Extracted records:
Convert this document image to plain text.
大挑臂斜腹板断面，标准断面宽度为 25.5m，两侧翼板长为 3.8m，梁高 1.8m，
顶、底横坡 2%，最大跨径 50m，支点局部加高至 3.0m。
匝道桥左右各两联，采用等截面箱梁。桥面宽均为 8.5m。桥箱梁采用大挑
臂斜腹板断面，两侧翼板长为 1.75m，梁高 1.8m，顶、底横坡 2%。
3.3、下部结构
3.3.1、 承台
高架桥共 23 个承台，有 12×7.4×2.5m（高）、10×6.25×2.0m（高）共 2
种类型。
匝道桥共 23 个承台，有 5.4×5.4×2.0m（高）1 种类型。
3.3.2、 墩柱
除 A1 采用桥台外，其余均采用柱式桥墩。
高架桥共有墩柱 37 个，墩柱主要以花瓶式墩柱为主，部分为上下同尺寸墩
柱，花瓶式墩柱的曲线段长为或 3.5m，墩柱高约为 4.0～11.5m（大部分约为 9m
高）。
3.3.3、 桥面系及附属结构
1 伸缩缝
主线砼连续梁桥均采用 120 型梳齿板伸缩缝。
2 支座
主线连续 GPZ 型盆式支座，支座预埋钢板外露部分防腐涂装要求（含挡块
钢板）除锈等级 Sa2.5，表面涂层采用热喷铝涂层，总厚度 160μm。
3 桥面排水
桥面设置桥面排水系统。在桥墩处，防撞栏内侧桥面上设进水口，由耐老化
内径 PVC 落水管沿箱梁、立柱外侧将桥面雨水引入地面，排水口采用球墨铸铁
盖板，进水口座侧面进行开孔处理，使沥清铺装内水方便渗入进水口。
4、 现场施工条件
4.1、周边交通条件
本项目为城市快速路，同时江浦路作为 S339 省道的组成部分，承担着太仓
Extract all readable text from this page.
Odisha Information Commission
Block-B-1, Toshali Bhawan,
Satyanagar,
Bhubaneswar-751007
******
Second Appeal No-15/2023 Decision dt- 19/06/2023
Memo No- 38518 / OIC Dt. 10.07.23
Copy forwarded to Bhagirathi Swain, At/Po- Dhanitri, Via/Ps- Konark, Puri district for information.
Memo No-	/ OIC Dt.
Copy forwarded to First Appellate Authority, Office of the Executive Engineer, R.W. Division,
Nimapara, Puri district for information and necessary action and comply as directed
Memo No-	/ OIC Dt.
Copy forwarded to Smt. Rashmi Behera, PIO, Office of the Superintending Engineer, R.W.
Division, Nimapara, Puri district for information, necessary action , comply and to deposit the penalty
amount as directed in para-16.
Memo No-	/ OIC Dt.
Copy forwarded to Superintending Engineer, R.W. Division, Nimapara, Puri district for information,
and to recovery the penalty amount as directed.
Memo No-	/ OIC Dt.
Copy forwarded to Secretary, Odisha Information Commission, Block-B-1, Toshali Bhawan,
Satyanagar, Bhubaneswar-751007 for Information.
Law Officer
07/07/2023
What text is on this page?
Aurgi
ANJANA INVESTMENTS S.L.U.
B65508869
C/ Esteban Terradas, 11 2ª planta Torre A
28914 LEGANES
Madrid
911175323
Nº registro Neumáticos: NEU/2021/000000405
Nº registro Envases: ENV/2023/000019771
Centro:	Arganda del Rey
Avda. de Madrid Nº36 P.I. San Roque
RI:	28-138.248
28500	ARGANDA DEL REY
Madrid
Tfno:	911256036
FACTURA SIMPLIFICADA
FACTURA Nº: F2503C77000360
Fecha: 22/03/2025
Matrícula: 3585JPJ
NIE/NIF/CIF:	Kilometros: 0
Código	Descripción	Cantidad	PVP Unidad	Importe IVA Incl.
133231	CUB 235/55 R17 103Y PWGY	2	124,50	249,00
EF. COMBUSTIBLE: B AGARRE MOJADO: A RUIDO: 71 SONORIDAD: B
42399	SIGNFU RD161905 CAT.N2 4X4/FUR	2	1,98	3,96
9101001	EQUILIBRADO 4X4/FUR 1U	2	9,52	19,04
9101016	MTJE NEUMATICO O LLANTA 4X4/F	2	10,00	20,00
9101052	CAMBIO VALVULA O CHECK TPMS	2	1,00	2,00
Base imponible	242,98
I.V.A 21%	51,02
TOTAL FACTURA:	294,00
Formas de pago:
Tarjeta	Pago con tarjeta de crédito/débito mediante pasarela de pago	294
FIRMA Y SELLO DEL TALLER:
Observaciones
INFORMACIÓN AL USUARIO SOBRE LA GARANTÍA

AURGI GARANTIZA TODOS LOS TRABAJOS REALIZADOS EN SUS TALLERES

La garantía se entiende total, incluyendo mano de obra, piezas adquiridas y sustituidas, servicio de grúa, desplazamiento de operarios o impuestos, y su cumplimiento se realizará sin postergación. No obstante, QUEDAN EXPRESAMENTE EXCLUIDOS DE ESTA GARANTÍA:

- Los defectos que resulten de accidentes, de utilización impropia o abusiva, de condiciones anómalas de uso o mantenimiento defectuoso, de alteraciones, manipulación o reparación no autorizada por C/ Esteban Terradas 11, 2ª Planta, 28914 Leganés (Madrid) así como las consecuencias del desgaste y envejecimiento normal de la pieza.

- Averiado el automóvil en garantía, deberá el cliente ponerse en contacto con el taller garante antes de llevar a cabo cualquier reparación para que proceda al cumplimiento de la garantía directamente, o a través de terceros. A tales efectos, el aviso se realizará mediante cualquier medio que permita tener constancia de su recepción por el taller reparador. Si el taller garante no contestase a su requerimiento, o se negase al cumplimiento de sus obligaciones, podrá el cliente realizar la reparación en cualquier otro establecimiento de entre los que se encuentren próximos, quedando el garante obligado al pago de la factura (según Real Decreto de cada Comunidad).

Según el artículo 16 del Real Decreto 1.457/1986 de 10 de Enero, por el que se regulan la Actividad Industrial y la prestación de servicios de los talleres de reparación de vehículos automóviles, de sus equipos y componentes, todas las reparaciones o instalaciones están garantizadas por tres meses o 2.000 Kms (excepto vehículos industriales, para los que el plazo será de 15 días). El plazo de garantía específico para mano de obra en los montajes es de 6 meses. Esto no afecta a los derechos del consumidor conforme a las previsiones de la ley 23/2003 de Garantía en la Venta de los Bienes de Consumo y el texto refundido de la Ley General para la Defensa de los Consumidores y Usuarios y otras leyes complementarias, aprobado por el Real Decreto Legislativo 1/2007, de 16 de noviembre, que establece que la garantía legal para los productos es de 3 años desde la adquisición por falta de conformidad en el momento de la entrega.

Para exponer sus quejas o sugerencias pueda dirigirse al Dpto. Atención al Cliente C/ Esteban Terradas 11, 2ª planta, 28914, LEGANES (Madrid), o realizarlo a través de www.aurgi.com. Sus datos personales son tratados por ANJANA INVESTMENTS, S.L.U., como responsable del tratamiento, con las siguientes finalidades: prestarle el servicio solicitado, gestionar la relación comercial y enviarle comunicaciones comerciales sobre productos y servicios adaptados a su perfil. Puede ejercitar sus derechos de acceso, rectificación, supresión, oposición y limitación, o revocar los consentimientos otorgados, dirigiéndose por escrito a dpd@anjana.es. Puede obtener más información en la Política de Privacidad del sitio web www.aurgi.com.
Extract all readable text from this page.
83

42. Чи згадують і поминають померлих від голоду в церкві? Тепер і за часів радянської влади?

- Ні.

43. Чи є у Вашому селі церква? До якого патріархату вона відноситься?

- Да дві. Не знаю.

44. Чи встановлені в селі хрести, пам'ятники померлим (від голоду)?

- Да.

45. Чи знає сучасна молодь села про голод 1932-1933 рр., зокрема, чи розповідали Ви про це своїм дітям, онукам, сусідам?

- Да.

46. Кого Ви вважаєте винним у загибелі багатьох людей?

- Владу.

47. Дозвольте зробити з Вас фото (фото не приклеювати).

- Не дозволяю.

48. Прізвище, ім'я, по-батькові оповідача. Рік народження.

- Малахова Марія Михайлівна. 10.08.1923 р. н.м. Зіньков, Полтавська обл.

INSTRUCTIONS TO FOLLOW: Search the data for the string "comply" and copy each line where it appears.

THE RESPONSE:
Nimapara, Puri district for information and necessary action and comply as directed
Division, Nimapara, Puri district for information, necessary action , comply and to deposit the penalty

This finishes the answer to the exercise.